◆ **Material for this task**
☆ ☆ ☆

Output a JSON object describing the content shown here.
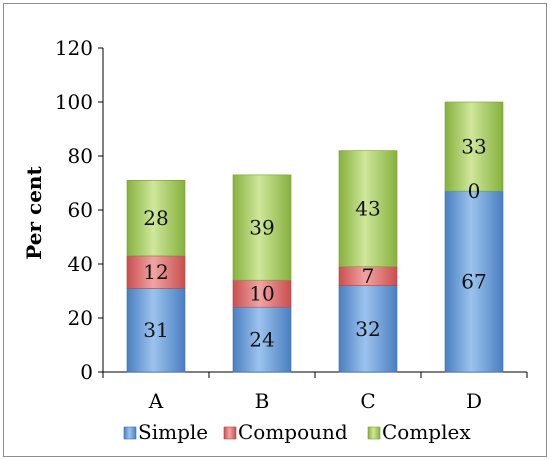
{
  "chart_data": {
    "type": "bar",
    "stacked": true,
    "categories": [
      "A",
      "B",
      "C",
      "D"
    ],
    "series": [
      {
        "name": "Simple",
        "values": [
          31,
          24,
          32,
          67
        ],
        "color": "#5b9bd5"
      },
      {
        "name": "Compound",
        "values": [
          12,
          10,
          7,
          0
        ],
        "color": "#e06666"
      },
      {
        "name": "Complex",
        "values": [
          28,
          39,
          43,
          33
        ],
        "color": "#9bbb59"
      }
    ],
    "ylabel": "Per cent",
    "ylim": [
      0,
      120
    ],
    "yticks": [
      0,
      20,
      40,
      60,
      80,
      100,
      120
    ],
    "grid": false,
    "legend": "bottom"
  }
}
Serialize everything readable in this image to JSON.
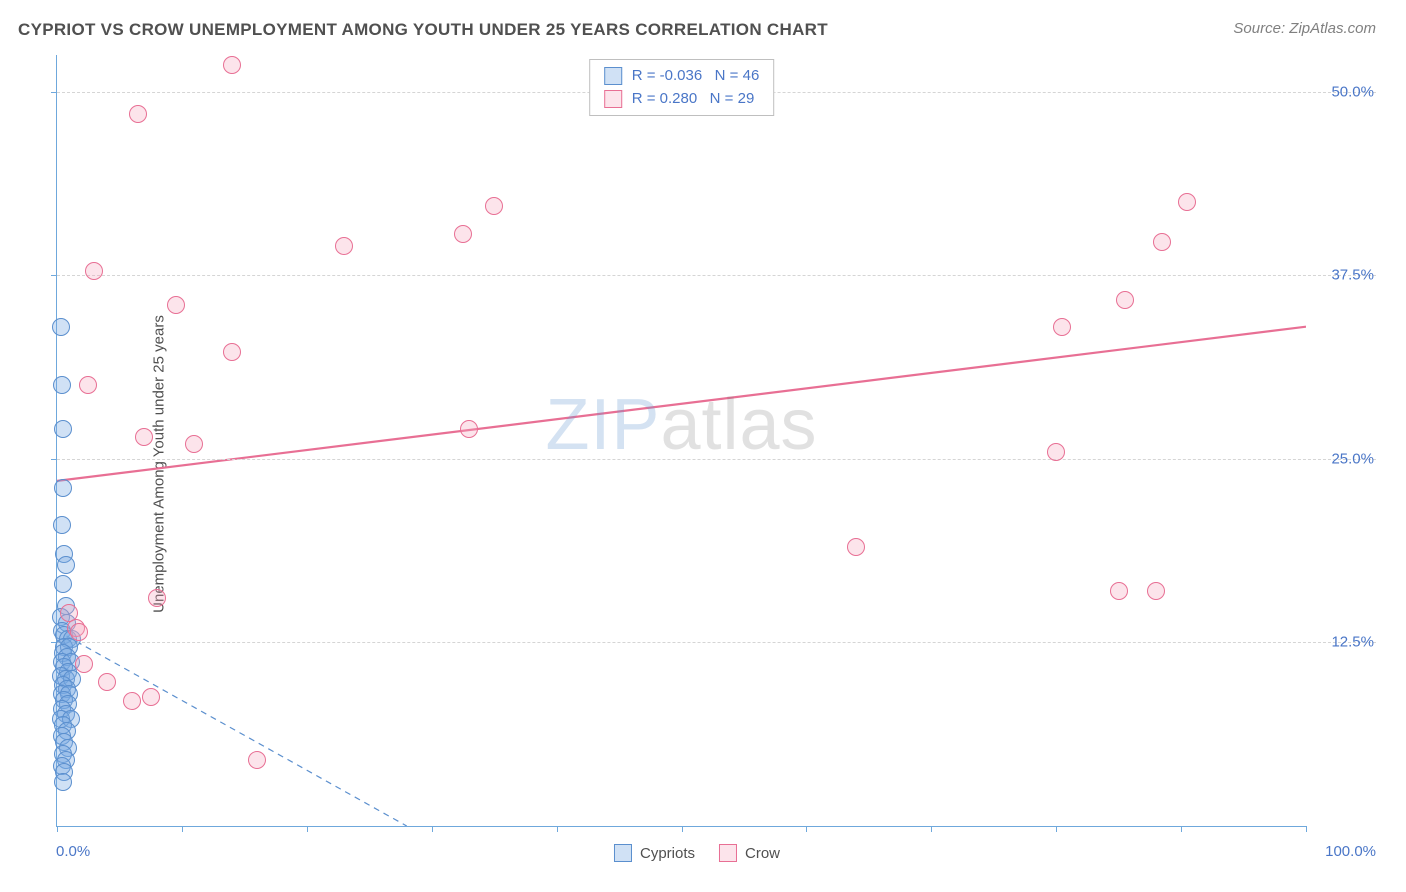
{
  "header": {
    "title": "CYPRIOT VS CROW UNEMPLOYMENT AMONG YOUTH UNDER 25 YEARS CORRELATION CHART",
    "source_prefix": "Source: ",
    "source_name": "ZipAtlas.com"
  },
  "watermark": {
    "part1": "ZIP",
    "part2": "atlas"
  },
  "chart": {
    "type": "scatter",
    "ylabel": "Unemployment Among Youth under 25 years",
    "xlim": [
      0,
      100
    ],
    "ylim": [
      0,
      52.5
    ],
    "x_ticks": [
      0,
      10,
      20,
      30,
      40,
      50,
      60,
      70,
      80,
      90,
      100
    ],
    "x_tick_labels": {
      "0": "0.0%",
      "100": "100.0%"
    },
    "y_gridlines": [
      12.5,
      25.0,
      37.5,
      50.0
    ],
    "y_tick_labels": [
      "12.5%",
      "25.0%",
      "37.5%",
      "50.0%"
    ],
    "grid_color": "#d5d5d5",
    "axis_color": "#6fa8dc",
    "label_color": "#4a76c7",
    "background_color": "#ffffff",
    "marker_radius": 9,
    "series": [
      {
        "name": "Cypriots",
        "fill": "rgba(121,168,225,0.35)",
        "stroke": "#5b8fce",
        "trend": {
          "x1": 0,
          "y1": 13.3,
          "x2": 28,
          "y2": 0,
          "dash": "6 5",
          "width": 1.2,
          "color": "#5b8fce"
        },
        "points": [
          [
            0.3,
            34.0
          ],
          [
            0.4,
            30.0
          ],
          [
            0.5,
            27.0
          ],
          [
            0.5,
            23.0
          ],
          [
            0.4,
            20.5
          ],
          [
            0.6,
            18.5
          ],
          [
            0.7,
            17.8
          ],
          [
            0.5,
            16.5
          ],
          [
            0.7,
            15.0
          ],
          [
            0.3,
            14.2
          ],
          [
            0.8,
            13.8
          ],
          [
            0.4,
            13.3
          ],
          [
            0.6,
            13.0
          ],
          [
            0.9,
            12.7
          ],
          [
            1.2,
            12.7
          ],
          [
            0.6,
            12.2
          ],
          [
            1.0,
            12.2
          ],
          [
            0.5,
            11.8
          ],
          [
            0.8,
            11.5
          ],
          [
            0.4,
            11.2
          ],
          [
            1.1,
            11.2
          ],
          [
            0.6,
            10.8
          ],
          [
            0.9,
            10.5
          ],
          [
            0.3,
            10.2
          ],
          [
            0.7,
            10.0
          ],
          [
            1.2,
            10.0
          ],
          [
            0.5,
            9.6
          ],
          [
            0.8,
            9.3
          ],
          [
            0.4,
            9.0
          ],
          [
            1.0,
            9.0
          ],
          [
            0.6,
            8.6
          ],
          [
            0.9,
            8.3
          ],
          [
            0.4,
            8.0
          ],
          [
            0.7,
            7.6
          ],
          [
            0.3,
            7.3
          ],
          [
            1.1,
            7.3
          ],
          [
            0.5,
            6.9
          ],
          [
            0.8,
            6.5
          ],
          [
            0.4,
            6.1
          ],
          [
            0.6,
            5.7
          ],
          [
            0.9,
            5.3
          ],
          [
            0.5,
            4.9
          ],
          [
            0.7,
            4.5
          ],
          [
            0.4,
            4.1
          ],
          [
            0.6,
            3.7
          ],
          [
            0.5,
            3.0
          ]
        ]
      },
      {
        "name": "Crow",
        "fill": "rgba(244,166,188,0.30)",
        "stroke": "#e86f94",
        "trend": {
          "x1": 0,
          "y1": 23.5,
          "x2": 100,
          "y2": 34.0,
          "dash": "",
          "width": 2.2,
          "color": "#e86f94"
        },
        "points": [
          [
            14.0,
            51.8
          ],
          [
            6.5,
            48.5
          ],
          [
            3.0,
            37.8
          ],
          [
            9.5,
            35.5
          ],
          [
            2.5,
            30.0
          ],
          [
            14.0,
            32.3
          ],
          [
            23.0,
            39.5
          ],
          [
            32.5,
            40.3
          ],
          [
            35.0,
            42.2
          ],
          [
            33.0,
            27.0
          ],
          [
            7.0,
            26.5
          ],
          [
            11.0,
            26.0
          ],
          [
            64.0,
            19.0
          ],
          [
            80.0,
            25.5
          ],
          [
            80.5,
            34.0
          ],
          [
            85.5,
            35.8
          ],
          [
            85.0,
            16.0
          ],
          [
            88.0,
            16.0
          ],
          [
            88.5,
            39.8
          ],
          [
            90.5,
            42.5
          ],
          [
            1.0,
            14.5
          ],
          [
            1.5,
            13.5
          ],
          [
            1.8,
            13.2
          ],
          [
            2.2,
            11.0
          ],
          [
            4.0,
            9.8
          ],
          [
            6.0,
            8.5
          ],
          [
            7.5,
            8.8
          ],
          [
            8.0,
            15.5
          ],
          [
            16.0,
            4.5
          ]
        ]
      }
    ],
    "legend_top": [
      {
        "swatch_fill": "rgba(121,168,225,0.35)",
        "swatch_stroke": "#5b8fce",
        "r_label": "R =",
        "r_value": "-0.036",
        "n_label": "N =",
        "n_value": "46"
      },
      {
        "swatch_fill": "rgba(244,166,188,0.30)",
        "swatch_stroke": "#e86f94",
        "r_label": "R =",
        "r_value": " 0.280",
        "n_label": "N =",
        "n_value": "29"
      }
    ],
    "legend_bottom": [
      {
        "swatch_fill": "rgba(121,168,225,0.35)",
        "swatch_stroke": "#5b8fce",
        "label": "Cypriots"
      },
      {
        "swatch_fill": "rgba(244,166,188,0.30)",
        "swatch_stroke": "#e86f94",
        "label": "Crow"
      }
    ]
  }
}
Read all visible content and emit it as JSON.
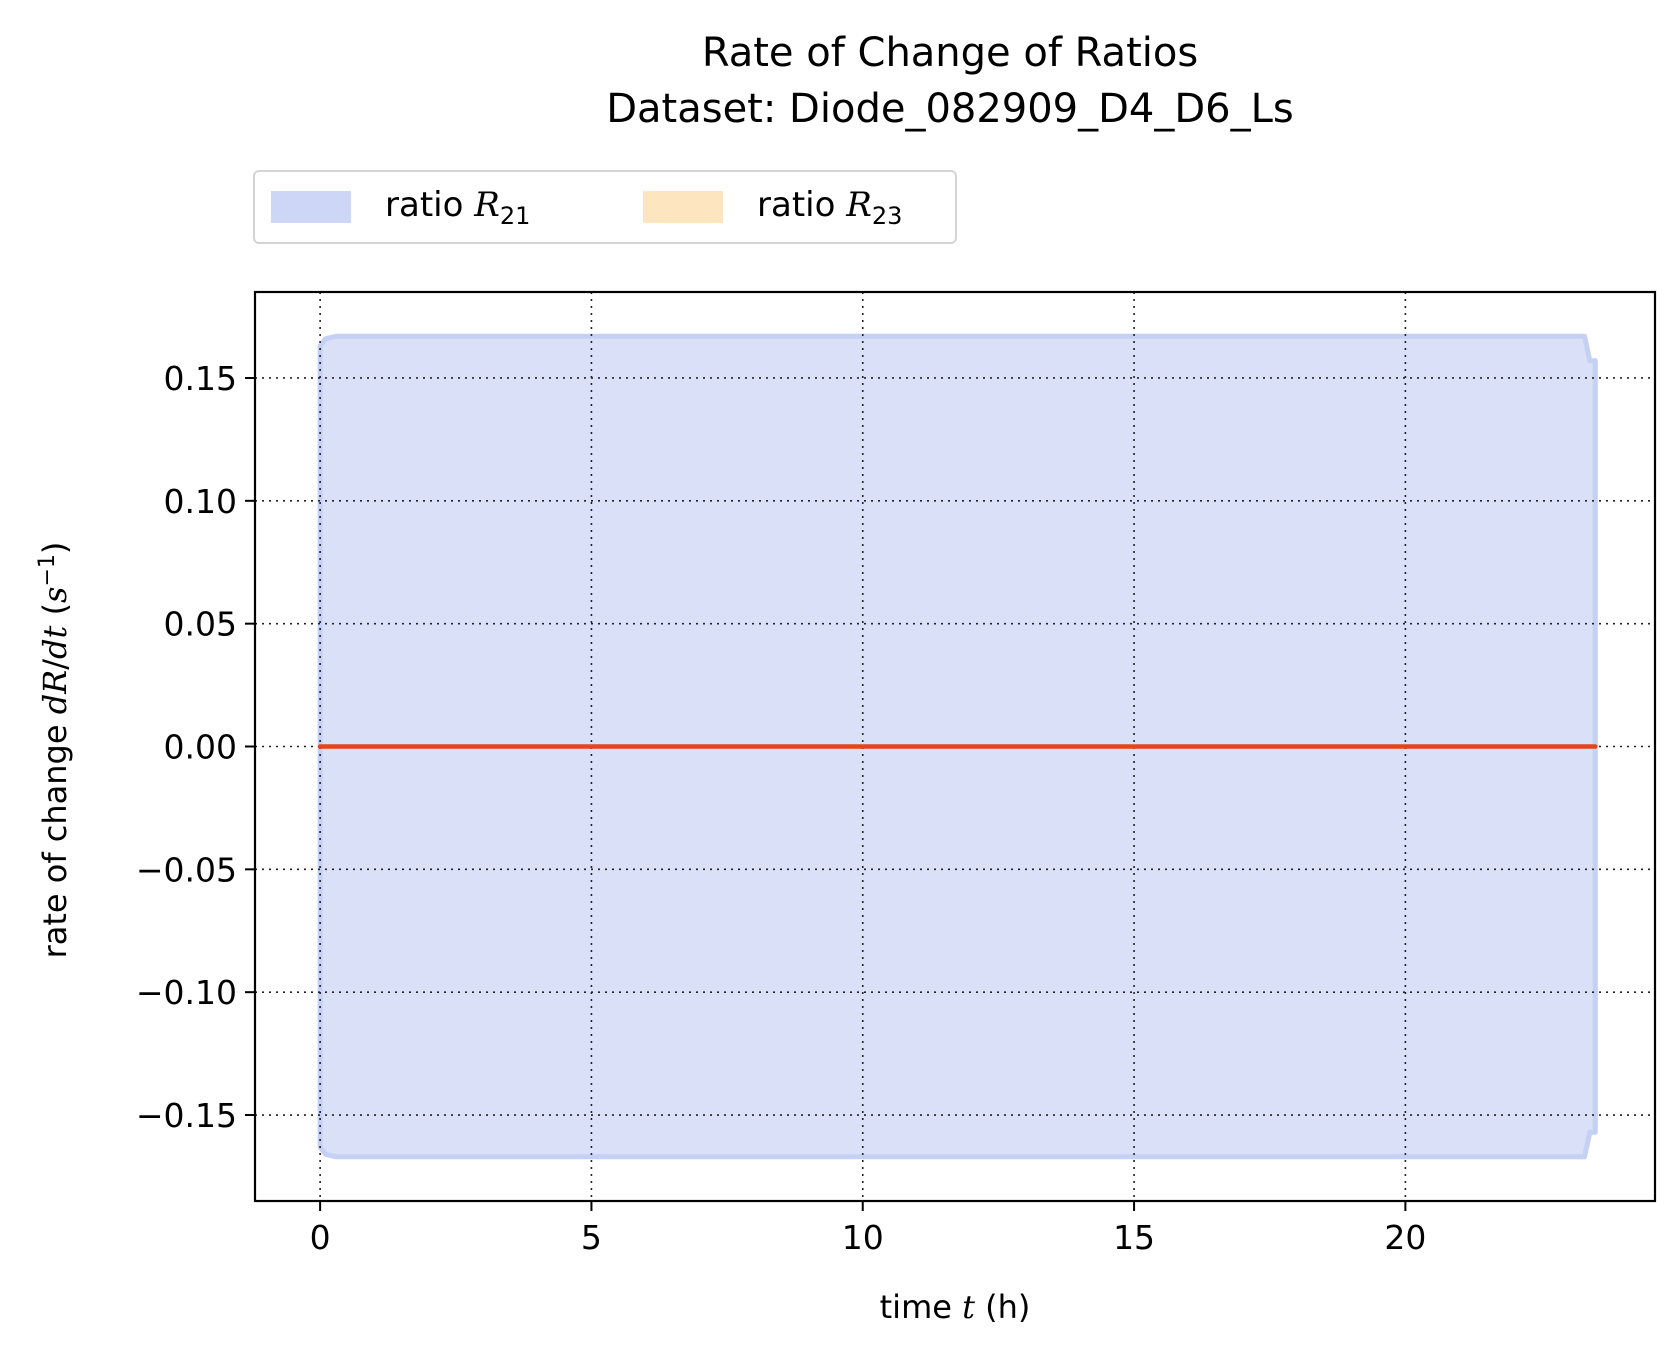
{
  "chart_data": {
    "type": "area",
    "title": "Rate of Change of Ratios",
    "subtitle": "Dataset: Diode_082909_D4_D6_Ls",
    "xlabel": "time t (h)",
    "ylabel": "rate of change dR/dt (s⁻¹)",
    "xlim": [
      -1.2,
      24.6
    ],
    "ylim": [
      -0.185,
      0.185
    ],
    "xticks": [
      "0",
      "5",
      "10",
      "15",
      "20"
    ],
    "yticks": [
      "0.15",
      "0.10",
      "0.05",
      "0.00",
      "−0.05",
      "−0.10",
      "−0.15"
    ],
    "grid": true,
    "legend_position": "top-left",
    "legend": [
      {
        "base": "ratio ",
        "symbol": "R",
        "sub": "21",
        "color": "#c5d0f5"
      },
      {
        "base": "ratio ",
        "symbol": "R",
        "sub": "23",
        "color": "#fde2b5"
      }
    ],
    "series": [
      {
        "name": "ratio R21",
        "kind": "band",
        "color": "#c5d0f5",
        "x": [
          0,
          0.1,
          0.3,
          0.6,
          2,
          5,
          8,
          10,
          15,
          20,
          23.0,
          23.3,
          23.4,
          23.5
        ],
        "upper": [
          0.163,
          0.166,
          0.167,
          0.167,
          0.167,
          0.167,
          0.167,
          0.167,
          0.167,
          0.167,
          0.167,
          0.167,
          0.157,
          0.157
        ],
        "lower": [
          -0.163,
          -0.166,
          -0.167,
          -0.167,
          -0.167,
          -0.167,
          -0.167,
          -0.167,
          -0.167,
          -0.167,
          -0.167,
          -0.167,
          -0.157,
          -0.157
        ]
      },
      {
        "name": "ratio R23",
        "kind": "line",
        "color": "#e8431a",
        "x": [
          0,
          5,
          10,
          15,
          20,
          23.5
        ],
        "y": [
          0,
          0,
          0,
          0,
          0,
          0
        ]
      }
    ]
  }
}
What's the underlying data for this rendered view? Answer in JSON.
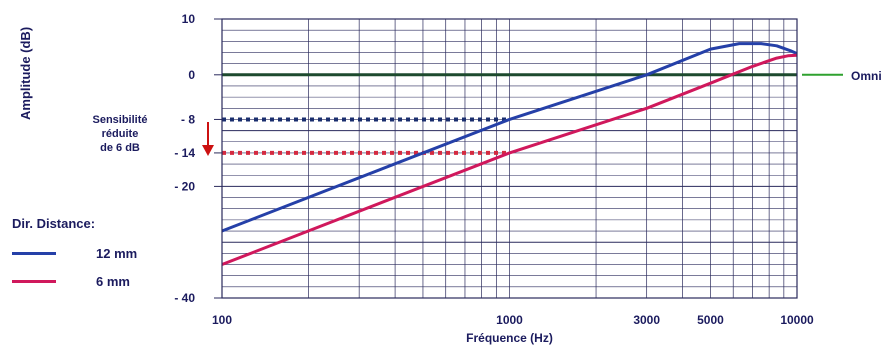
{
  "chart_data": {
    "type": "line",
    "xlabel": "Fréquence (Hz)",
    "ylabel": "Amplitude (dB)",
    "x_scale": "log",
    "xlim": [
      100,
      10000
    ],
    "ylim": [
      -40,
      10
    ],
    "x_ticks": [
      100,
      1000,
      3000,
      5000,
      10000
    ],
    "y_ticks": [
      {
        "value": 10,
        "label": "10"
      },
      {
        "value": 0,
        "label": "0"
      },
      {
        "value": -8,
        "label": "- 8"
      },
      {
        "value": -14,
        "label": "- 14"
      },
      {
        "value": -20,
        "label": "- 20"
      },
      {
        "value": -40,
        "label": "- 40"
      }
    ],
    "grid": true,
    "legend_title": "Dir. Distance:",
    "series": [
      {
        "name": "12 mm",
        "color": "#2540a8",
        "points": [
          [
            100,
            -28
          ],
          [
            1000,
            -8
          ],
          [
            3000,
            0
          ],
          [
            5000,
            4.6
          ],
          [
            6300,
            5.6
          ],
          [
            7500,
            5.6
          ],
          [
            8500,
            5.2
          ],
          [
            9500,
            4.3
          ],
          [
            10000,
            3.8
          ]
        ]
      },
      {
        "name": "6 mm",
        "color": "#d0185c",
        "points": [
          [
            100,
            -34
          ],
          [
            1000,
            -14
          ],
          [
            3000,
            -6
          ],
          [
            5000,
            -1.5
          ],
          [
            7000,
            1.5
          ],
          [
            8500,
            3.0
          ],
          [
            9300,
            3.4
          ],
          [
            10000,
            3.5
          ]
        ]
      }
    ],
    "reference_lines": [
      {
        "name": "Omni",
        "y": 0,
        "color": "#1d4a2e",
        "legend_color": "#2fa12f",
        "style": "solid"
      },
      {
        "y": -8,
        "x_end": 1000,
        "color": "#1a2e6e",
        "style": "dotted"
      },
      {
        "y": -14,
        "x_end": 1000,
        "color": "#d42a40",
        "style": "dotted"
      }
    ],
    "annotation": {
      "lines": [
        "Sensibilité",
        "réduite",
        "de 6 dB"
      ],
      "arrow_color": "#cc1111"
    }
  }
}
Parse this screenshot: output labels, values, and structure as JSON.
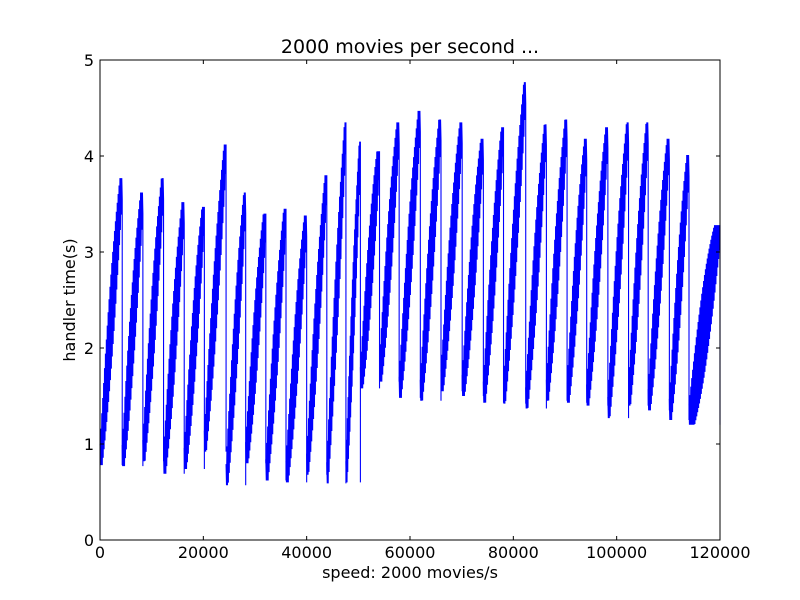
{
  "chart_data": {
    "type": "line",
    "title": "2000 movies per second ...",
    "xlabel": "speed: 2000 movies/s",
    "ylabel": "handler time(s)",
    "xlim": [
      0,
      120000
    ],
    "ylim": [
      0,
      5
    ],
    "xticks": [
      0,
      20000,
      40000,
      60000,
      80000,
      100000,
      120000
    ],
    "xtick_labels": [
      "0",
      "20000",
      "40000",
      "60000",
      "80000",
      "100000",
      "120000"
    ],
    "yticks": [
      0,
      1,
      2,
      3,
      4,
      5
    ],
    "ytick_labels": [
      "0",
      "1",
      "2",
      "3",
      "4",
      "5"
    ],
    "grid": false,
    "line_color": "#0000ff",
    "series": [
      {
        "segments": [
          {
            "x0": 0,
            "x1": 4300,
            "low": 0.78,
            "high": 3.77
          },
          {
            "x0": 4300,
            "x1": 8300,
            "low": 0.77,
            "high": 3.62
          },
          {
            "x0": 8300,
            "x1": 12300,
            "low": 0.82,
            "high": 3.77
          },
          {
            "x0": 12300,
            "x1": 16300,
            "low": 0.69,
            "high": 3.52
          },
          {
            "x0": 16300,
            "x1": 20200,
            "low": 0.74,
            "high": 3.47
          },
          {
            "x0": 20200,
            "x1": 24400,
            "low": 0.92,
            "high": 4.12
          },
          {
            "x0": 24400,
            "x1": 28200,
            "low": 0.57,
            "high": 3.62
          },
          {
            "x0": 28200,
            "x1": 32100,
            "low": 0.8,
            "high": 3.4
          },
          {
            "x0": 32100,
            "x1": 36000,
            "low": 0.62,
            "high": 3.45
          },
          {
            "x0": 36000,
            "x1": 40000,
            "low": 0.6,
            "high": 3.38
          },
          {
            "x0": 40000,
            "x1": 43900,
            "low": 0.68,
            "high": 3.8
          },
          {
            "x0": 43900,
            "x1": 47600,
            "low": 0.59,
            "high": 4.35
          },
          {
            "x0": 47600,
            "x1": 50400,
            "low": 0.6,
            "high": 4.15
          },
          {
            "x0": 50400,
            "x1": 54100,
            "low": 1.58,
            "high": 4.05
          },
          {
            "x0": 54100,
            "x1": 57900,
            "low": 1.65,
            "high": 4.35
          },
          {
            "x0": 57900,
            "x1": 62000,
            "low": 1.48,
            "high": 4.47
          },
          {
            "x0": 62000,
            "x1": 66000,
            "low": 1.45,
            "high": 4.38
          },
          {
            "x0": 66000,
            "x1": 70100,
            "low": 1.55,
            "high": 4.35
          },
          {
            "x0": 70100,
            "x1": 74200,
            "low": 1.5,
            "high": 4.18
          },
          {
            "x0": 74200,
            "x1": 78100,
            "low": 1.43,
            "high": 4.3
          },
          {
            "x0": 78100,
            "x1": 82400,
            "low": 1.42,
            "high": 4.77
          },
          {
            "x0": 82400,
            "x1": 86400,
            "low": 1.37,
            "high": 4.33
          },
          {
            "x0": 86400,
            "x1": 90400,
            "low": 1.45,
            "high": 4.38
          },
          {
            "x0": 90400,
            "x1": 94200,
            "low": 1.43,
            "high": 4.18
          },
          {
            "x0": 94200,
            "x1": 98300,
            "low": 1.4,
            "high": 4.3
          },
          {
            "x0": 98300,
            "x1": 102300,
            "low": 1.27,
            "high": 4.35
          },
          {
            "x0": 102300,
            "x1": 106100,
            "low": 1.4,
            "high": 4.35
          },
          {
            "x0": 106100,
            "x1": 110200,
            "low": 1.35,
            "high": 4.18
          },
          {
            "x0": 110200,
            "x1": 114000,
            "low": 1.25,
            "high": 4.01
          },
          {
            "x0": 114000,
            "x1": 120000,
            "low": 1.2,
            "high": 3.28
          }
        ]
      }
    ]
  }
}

☆ ☆ ☆

◆ **Task to complete**
Identify each line in the records above containing the word "content"; copy those lines.

◆ **Response**
Output a JSON object describing the content shown here.
Read all visible content and emit it as JSON.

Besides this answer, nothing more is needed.